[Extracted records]
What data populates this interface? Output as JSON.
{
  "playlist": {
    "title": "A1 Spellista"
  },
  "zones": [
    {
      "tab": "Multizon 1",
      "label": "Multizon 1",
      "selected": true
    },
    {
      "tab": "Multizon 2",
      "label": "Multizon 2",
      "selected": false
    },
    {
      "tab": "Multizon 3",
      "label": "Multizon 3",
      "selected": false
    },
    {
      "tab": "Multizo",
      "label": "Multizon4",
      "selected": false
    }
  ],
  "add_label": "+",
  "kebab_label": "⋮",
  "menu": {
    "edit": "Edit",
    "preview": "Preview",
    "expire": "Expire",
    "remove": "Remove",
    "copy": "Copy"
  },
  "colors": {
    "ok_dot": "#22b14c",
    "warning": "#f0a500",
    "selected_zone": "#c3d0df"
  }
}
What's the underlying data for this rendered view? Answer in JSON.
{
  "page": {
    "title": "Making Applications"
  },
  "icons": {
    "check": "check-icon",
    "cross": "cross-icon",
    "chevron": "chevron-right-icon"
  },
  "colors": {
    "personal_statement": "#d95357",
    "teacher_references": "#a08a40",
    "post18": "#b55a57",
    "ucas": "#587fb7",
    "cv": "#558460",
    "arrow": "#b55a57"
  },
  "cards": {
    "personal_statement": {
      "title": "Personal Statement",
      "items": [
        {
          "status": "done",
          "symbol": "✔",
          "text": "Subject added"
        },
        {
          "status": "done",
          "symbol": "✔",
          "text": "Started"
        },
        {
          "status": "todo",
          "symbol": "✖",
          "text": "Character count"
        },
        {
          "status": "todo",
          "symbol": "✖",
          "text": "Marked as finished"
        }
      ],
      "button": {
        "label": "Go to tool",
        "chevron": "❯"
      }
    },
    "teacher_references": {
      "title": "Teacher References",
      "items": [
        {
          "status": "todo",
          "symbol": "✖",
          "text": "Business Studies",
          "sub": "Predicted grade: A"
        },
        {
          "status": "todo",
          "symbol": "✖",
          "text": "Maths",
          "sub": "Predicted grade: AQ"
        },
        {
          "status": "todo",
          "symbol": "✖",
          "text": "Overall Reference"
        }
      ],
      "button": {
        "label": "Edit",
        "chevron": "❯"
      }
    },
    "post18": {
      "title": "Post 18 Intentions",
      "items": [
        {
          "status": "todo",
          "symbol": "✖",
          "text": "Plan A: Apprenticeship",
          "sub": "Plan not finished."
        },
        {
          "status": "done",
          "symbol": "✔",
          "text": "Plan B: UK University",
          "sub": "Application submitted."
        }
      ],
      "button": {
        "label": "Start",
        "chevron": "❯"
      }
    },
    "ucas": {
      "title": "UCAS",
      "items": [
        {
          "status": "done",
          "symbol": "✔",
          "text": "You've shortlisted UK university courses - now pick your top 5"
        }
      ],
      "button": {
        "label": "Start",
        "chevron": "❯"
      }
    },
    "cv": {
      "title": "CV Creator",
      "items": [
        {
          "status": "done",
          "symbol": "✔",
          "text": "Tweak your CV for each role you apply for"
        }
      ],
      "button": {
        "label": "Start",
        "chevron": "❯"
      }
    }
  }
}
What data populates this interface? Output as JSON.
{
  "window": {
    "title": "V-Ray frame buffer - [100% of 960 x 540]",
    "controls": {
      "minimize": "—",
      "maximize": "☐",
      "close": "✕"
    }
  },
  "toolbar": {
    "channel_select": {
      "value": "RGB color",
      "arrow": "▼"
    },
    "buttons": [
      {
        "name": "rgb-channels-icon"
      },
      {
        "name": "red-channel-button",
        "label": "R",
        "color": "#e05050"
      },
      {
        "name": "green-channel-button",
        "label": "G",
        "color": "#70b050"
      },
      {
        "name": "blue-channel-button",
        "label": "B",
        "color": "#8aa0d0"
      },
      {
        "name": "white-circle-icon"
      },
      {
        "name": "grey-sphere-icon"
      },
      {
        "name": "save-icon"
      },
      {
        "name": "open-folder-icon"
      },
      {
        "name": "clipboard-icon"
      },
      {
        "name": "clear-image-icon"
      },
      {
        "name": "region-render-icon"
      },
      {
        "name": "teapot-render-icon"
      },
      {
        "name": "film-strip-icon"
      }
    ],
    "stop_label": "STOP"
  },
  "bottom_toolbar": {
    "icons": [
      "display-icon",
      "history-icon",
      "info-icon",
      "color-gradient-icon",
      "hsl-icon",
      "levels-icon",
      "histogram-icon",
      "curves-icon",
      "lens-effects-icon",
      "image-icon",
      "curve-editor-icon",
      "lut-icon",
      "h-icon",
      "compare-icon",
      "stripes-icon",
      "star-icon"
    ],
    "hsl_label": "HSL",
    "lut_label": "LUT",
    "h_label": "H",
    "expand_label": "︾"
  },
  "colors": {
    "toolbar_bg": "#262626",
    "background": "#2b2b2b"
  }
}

▶ YOUR GOAL
Print the whole listing again, exactly.

▶ RESULT OF THIS TASK
What data populates this interface? Output as JSON.
{
  "playlist": {
    "title": "A1 Spellista"
  },
  "zones": [
    {
      "tab": "Multizon 1",
      "label": "Multizon 1",
      "selected": true
    },
    {
      "tab": "Multizon 2",
      "label": "Multizon 2",
      "selected": false
    },
    {
      "tab": "Multizon 3",
      "label": "Multizon 3",
      "selected": false
    },
    {
      "tab": "Multizo",
      "label": "Multizon4",
      "selected": false
    }
  ],
  "add_label": "+",
  "kebab_label": "⋮",
  "menu": {
    "edit": "Edit",
    "preview": "Preview",
    "expire": "Expire",
    "remove": "Remove",
    "copy": "Copy"
  },
  "colors": {
    "ok_dot": "#22b14c",
    "warning": "#f0a500",
    "selected_zone": "#c3d0df"
  }
}
What's the underlying data for this rendered view? Answer in JSON.
{
  "page": {
    "title": "Making Applications"
  },
  "icons": {
    "check": "check-icon",
    "cross": "cross-icon",
    "chevron": "chevron-right-icon"
  },
  "colors": {
    "personal_statement": "#d95357",
    "teacher_references": "#a08a40",
    "post18": "#b55a57",
    "ucas": "#587fb7",
    "cv": "#558460",
    "arrow": "#b55a57"
  },
  "cards": {
    "personal_statement": {
      "title": "Personal Statement",
      "items": [
        {
          "status": "done",
          "symbol": "✔",
          "text": "Subject added"
        },
        {
          "status": "done",
          "symbol": "✔",
          "text": "Started"
        },
        {
          "status": "todo",
          "symbol": "✖",
          "text": "Character count"
        },
        {
          "status": "todo",
          "symbol": "✖",
          "text": "Marked as finished"
        }
      ],
      "button": {
        "label": "Go to tool",
        "chevron": "❯"
      }
    },
    "teacher_references": {
      "title": "Teacher References",
      "items": [
        {
          "status": "todo",
          "symbol": "✖",
          "text": "Business Studies",
          "sub": "Predicted grade: A"
        },
        {
          "status": "todo",
          "symbol": "✖",
          "text": "Maths",
          "sub": "Predicted grade: AQ"
        },
        {
          "status": "todo",
          "symbol": "✖",
          "text": "Overall Reference"
        }
      ],
      "button": {
        "label": "Edit",
        "chevron": "❯"
      }
    },
    "post18": {
      "title": "Post 18 Intentions",
      "items": [
        {
          "status": "todo",
          "symbol": "✖",
          "text": "Plan A: Apprenticeship",
          "sub": "Plan not finished."
        },
        {
          "status": "done",
          "symbol": "✔",
          "text": "Plan B: UK University",
          "sub": "Application submitted."
        }
      ],
      "button": {
        "label": "Start",
        "chevron": "❯"
      }
    },
    "ucas": {
      "title": "UCAS",
      "items": [
        {
          "status": "done",
          "symbol": "✔",
          "text": "You've shortlisted UK university courses - now pick your top 5"
        }
      ],
      "button": {
        "label": "Start",
        "chevron": "❯"
      }
    },
    "cv": {
      "title": "CV Creator",
      "items": [
        {
          "status": "done",
          "symbol": "✔",
          "text": "Tweak your CV for each role you apply for"
        }
      ],
      "button": {
        "label": "Start",
        "chevron": "❯"
      }
    }
  }
}
What data populates this interface? Output as JSON.
{
  "window": {
    "title": "V-Ray frame buffer - [100% of 960 x 540]",
    "controls": {
      "minimize": "—",
      "maximize": "☐",
      "close": "✕"
    }
  },
  "toolbar": {
    "channel_select": {
      "value": "RGB color",
      "arrow": "▼"
    },
    "buttons": [
      {
        "name": "rgb-channels-icon"
      },
      {
        "name": "red-channel-button",
        "label": "R",
        "color": "#e05050"
      },
      {
        "name": "green-channel-button",
        "label": "G",
        "color": "#70b050"
      },
      {
        "name": "blue-channel-button",
        "label": "B",
        "color": "#8aa0d0"
      },
      {
        "name": "white-circle-icon"
      },
      {
        "name": "grey-sphere-icon"
      },
      {
        "name": "save-icon"
      },
      {
        "name": "open-folder-icon"
      },
      {
        "name": "clipboard-icon"
      },
      {
        "name": "clear-image-icon"
      },
      {
        "name": "region-render-icon"
      },
      {
        "name": "teapot-render-icon"
      },
      {
        "name": "film-strip-icon"
      }
    ],
    "stop_label": "STOP"
  },
  "bottom_toolbar": {
    "icons": [
      "display-icon",
      "history-icon",
      "info-icon",
      "color-gradient-icon",
      "hsl-icon",
      "levels-icon",
      "histogram-icon",
      "curves-icon",
      "lens-effects-icon",
      "image-icon",
      "curve-editor-icon",
      "lut-icon",
      "h-icon",
      "compare-icon",
      "stripes-icon",
      "star-icon"
    ],
    "hsl_label": "HSL",
    "lut_label": "LUT",
    "h_label": "H",
    "expand_label": "︾"
  },
  "colors": {
    "toolbar_bg": "#262626",
    "background": "#2b2b2b"
  }
}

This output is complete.